## DIRECTION:
Gather the lines from the material that contain "first".

━━━

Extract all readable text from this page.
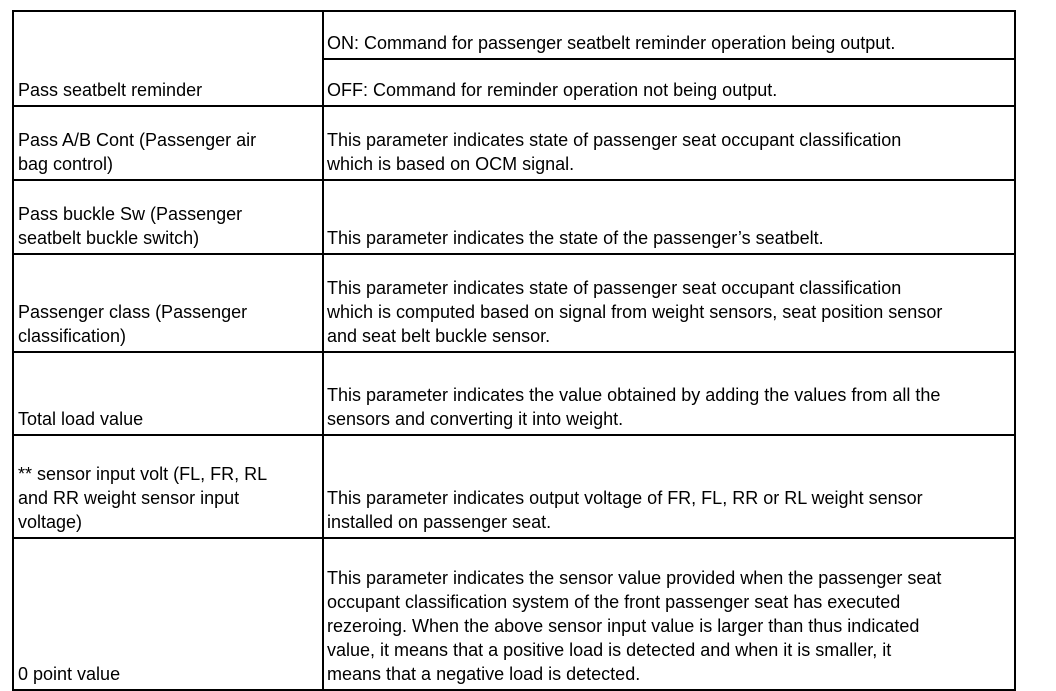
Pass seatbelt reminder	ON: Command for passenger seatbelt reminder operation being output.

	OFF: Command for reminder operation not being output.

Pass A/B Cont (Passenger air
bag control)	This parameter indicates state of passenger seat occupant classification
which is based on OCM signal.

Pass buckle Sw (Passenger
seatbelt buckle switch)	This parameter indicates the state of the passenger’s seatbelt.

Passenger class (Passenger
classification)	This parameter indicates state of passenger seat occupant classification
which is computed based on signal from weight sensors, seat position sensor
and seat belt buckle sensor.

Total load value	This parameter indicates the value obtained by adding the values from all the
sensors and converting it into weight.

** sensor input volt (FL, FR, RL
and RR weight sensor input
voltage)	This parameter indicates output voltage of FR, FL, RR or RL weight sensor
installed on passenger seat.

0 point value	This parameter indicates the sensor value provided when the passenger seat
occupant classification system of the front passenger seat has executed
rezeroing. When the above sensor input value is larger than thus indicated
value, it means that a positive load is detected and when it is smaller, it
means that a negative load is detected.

━━━

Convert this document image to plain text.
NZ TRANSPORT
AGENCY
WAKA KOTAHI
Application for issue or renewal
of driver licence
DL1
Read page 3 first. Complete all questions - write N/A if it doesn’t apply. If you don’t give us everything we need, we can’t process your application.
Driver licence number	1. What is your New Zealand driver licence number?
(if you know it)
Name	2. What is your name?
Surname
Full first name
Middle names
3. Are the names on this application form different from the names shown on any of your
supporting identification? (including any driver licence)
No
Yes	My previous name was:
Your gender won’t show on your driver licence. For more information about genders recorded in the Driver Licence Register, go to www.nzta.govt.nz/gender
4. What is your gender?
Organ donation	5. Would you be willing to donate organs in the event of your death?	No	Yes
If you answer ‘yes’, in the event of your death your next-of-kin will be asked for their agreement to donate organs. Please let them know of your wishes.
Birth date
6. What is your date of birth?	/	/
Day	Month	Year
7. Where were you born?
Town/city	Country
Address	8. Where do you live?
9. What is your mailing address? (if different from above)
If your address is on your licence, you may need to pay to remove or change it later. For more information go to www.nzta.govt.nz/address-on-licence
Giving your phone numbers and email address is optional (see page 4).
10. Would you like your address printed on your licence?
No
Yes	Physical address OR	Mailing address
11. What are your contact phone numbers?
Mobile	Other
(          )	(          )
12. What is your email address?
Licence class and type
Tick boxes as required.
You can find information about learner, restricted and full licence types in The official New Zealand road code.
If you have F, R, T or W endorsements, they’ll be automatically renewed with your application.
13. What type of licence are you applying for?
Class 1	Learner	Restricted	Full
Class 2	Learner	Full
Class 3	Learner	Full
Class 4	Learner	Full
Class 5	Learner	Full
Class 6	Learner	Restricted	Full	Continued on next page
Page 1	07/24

━━━

## RESULT:
Read page 3 first. Complete all questions - write N/A if it doesn’t apply. If you don’t give us everything we need, we can’t process your application.
Full first name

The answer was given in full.